# Exercise requirements
Each entry below should be echoed exactly, with pictures omitted.

# Data extract
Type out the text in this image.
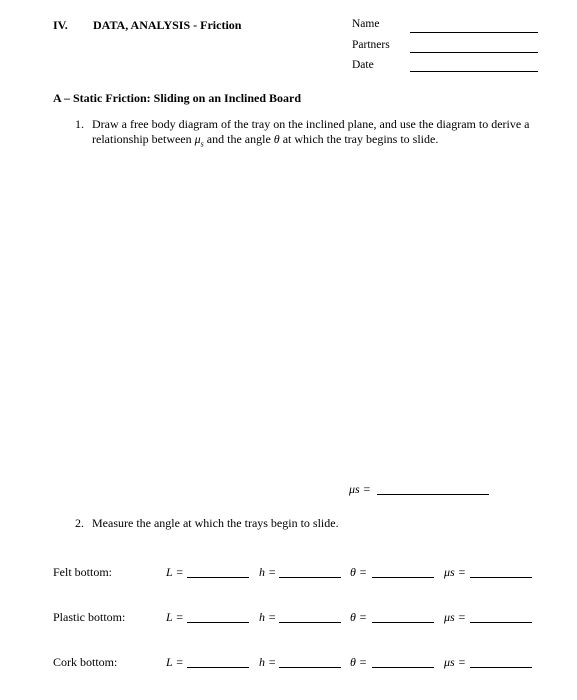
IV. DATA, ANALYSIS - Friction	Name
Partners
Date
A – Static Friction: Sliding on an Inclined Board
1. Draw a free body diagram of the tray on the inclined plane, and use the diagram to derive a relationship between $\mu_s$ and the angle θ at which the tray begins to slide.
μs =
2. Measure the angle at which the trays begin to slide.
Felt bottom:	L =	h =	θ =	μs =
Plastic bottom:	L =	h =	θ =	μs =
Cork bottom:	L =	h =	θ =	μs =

# Solution to this problem
Type out the text in this image.
IV. DATA, ANALYSIS - Friction	Name
Partners
Date
A – Static Friction: Sliding on an Inclined Board
1. Draw a free body diagram of the tray on the inclined plane, and use the diagram to derive a relationship between $\mu_s$ and the angle θ at which the tray begins to slide.
μs =
2. Measure the angle at which the trays begin to slide.
Felt bottom:	L =	h =	θ =	μs =
Plastic bottom:	L =	h =	θ =	μs =
Cork bottom:	L =	h =	θ =	μs =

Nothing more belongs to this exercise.